AIM OF THE EXERCISE: Pictures appear in the records below; write out everything else exactly.

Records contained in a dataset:
----------
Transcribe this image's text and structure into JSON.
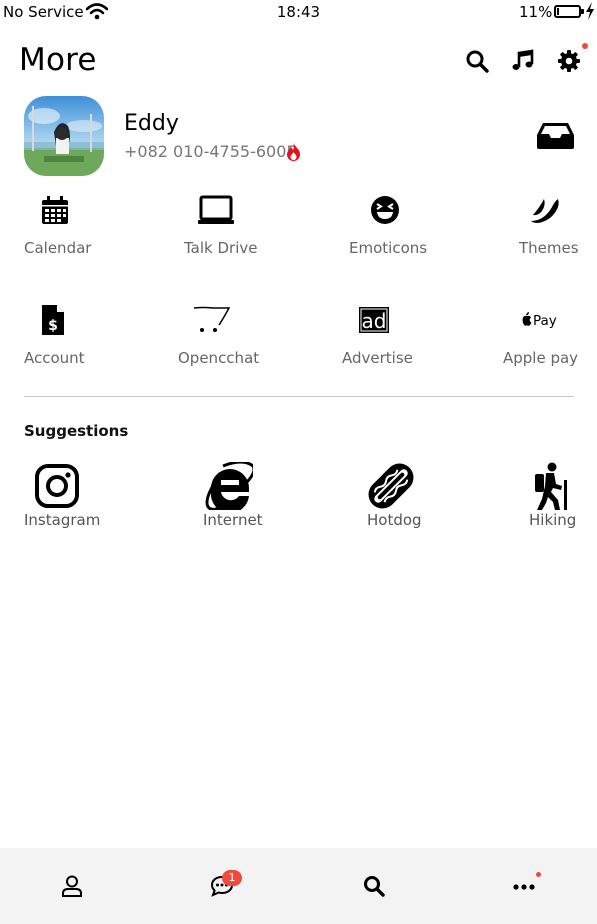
{
  "status_bar": {
    "carrier": "No Service",
    "time": "18:43",
    "battery_percent": "11%",
    "battery_level": 0.11,
    "icons": [
      "wifi-icon",
      "battery-icon",
      "charging-bolt-icon"
    ]
  },
  "header": {
    "title": "More",
    "icons": [
      "search-icon",
      "music-note-icon",
      "gear-icon"
    ],
    "settings_has_notification": true
  },
  "profile": {
    "name": "Eddy",
    "phone": "+082 010-4755-6005",
    "phone_icon": "flame-icon",
    "right_icon": "inbox-icon"
  },
  "menu": {
    "items": [
      {
        "label": "Calendar",
        "icon": "calendar-icon"
      },
      {
        "label": "Talk Drive",
        "icon": "laptop-icon"
      },
      {
        "label": "Emoticons",
        "icon": "laughing-face-icon"
      },
      {
        "label": "Themes",
        "icon": "brush-stroke-icon"
      },
      {
        "label": "Account",
        "icon": "dollar-document-icon"
      },
      {
        "label": "Opencchat",
        "icon": "cart-icon"
      },
      {
        "label": "Advertise",
        "icon": "ad-icon"
      },
      {
        "label": "Apple pay",
        "icon": "apple-pay-icon"
      }
    ]
  },
  "suggestions": {
    "title": "Suggestions",
    "items": [
      {
        "label": "Instagram",
        "icon": "instagram-icon"
      },
      {
        "label": "Internet",
        "icon": "internet-explorer-icon"
      },
      {
        "label": "Hotdog",
        "icon": "hotdog-icon"
      },
      {
        "label": "Hiking",
        "icon": "hiking-icon"
      }
    ]
  },
  "tabbar": {
    "icons": [
      "person-icon",
      "chat-icon",
      "search-icon",
      "more-dots-icon"
    ],
    "chat_badge": "1",
    "more_has_notification": true
  },
  "colors": {
    "accent_red": "#f04a3f",
    "text_primary": "#111111",
    "text_secondary": "#666666",
    "tabbar_bg": "#f3f3f3",
    "flame": "#e8101a"
  }
}
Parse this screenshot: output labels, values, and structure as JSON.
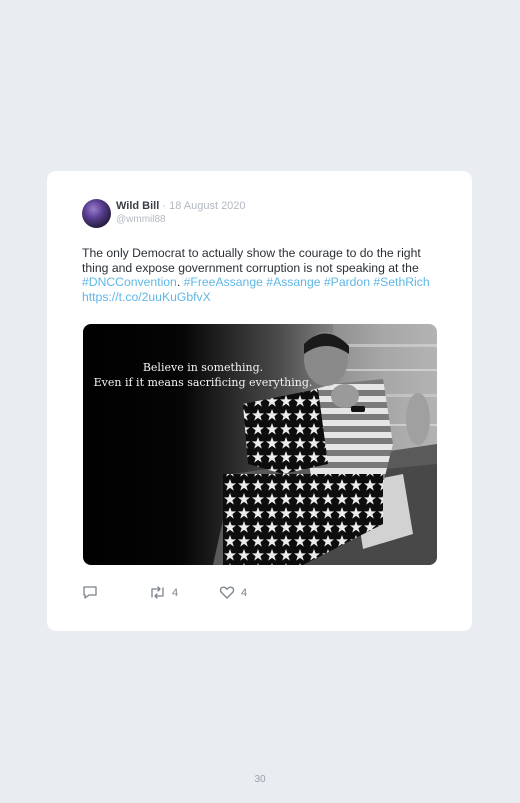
{
  "tweet": {
    "author_name": "Wild Bill",
    "date": "· 18 August 2020",
    "handle": "@wmmil88",
    "text_parts": [
      {
        "text": "The only Democrat to actually show the courage to do the right thing and expose government corruption is not speaking at the ",
        "link": false
      },
      {
        "text": "#DNCConvention",
        "link": true
      },
      {
        "text": ". ",
        "link": false
      },
      {
        "text": "#FreeAssange",
        "link": true
      },
      {
        "text": " ",
        "link": false
      },
      {
        "text": "#Assange",
        "link": true
      },
      {
        "text": " ",
        "link": false
      },
      {
        "text": "#Pardon",
        "link": true
      },
      {
        "text": " ",
        "link": false
      },
      {
        "text": "#SethRich",
        "link": true
      },
      {
        "text": " ",
        "link": false
      },
      {
        "text": "https://t.co/2uuKuGbfvX",
        "link": true
      }
    ],
    "image_caption_line1": "Believe in something.",
    "image_caption_line2": "Even if it means sacrificing everything.",
    "retweet_count": "4",
    "like_count": "4"
  },
  "page_number": "30",
  "colors": {
    "link": "#5fb7e6",
    "background": "#e9ecf0",
    "card": "#ffffff"
  },
  "icons": [
    "reply-icon",
    "retweet-icon",
    "like-icon"
  ]
}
----------
RIGHT ANSWER:
Transcribe this image's text and structure into JSON.
{
  "status_bar": {
    "carrier": "No Service",
    "time": "18:43",
    "battery_percent": "11%",
    "battery_level": 0.11,
    "icons": [
      "wifi-icon",
      "battery-icon",
      "charging-bolt-icon"
    ]
  },
  "header": {
    "title": "More",
    "icons": [
      "search-icon",
      "music-note-icon",
      "gear-icon"
    ],
    "settings_has_notification": true
  },
  "profile": {
    "name": "Eddy",
    "phone": "+082 010-4755-6005",
    "phone_icon": "flame-icon",
    "right_icon": "inbox-icon"
  },
  "menu": {
    "items": [
      {
        "label": "Calendar",
        "icon": "calendar-icon"
      },
      {
        "label": "Talk Drive",
        "icon": "laptop-icon"
      },
      {
        "label": "Emoticons",
        "icon": "laughing-face-icon"
      },
      {
        "label": "Themes",
        "icon": "brush-stroke-icon"
      },
      {
        "label": "Account",
        "icon": "dollar-document-icon"
      },
      {
        "label": "Opencchat",
        "icon": "cart-icon"
      },
      {
        "label": "Advertise",
        "icon": "ad-icon"
      },
      {
        "label": "Apple pay",
        "icon": "apple-pay-icon"
      }
    ]
  },
  "suggestions": {
    "title": "Suggestions",
    "items": [
      {
        "label": "Instagram",
        "icon": "instagram-icon"
      },
      {
        "label": "Internet",
        "icon": "internet-explorer-icon"
      },
      {
        "label": "Hotdog",
        "icon": "hotdog-icon"
      },
      {
        "label": "Hiking",
        "icon": "hiking-icon"
      }
    ]
  },
  "tabbar": {
    "icons": [
      "person-icon",
      "chat-icon",
      "search-icon",
      "more-dots-icon"
    ],
    "chat_badge": "1",
    "more_has_notification": true
  },
  "colors": {
    "accent_red": "#f04a3f",
    "text_primary": "#111111",
    "text_secondary": "#666666",
    "tabbar_bg": "#f3f3f3",
    "flame": "#e8101a"
  }
}
Parse this screenshot: output labels, values, and structure as JSON.
{
  "tweet": {
    "author_name": "Wild Bill",
    "date": "· 18 August 2020",
    "handle": "@wmmil88",
    "text_parts": [
      {
        "text": "The only Democrat to actually show the courage to do the right thing and expose government corruption is not speaking at the ",
        "link": false
      },
      {
        "text": "#DNCConvention",
        "link": true
      },
      {
        "text": ". ",
        "link": false
      },
      {
        "text": "#FreeAssange",
        "link": true
      },
      {
        "text": " ",
        "link": false
      },
      {
        "text": "#Assange",
        "link": true
      },
      {
        "text": " ",
        "link": false
      },
      {
        "text": "#Pardon",
        "link": true
      },
      {
        "text": " ",
        "link": false
      },
      {
        "text": "#SethRich",
        "link": true
      },
      {
        "text": " ",
        "link": false
      },
      {
        "text": "https://t.co/2uuKuGbfvX",
        "link": true
      }
    ],
    "image_caption_line1": "Believe in something.",
    "image_caption_line2": "Even if it means sacrificing everything.",
    "retweet_count": "4",
    "like_count": "4"
  },
  "page_number": "30",
  "colors": {
    "link": "#5fb7e6",
    "background": "#e9ecf0",
    "card": "#ffffff"
  },
  "icons": [
    "reply-icon",
    "retweet-icon",
    "like-icon"
  ]
}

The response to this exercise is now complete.